PROVIDED ENTRIES start

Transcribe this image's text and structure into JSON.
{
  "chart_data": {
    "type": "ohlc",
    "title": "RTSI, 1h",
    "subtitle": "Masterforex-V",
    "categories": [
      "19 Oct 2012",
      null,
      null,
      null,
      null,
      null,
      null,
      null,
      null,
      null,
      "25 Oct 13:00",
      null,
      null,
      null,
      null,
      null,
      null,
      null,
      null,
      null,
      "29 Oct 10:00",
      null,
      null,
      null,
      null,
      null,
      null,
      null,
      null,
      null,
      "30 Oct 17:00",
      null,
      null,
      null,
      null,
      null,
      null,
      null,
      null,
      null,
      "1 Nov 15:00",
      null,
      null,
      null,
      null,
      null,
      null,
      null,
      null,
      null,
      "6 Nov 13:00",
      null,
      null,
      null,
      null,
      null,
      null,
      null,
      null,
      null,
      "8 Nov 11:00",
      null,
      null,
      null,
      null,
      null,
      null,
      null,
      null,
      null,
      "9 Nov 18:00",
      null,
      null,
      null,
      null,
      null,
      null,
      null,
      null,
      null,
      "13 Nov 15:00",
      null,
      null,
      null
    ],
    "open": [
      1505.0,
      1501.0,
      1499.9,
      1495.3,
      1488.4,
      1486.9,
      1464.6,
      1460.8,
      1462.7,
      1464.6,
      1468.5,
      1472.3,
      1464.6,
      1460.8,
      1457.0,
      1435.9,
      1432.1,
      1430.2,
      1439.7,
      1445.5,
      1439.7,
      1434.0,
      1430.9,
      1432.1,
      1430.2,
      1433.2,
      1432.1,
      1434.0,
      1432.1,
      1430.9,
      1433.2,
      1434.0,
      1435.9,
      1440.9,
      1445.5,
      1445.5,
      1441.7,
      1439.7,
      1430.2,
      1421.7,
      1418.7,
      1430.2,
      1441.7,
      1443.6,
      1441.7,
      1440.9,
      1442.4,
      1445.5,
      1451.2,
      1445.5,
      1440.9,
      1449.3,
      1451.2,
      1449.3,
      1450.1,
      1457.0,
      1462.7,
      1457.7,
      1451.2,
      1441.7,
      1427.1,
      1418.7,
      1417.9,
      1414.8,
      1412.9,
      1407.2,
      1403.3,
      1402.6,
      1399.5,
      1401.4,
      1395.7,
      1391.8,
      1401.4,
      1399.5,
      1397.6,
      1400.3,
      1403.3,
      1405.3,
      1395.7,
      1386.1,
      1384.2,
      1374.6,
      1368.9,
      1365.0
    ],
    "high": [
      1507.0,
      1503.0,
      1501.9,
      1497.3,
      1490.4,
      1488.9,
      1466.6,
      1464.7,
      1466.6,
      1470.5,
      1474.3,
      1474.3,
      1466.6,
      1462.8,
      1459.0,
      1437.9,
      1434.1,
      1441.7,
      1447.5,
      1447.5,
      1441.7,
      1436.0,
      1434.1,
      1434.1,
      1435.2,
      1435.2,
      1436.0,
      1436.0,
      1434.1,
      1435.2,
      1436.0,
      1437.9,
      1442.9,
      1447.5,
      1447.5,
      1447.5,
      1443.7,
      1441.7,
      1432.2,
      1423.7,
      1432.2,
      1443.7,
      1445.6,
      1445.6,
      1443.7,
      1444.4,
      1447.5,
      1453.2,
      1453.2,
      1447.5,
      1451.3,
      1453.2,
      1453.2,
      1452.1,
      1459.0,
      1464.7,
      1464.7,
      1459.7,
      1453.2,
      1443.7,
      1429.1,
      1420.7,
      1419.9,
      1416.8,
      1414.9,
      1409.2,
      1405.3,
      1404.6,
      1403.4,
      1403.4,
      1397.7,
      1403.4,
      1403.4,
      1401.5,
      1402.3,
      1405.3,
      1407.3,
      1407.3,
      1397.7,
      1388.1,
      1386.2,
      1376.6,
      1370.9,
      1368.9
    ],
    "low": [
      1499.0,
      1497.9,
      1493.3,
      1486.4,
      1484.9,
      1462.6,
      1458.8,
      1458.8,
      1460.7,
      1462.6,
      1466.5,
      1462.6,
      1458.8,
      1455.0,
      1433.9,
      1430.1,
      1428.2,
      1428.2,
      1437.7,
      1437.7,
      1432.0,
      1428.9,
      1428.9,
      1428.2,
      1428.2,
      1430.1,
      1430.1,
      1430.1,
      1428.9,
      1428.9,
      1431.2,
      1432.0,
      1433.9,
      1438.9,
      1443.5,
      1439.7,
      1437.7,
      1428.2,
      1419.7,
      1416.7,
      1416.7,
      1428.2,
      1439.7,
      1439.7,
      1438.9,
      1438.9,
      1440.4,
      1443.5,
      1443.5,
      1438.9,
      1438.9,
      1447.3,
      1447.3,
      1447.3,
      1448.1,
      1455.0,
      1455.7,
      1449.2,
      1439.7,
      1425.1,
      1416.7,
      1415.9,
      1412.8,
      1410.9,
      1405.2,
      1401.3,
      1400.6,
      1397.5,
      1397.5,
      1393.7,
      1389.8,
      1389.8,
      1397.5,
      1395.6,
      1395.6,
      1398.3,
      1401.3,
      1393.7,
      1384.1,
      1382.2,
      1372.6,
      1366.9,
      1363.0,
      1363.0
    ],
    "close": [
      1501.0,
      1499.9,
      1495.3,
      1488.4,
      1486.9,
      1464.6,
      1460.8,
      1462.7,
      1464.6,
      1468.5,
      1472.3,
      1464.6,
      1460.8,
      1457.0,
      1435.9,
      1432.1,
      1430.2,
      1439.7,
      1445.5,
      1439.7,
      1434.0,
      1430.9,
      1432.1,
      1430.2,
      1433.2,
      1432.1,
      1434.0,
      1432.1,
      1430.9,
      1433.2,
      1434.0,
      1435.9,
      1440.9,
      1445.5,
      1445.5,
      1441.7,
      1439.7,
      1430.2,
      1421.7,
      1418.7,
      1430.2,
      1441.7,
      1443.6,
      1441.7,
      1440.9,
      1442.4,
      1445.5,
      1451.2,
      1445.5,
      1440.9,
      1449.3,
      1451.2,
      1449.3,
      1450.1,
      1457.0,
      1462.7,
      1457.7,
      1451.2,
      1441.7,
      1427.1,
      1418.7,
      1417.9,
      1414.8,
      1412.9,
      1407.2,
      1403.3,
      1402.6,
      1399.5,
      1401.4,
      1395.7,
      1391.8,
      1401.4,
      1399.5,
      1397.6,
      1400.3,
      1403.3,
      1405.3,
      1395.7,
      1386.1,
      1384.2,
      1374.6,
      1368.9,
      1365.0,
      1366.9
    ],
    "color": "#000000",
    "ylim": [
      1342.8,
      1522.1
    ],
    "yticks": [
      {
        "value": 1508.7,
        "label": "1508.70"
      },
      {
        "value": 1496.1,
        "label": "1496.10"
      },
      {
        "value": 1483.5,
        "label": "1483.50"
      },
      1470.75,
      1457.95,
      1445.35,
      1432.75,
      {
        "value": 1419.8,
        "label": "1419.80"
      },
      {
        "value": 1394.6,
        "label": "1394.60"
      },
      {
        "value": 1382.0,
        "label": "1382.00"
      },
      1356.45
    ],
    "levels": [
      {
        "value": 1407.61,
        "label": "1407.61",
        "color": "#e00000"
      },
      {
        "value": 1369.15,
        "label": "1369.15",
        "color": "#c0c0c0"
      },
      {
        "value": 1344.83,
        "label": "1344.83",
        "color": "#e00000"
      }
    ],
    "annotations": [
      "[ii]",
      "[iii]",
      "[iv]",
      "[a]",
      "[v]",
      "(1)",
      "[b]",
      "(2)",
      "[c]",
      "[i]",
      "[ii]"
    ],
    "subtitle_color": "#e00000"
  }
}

PROVIDED ENTRIES end

BRIEF: Check the data for the word "label" and pull out the lines that have it.

THE REPLY:
        "label": "1508.70"
        "label": "1496.10"
        "label": "1483.50"
        "label": "1419.80"
        "label": "1394.60"
        "label": "1382.00"
        "label": "1407.61",
        "label": "1369.15",
        "label": "1344.83",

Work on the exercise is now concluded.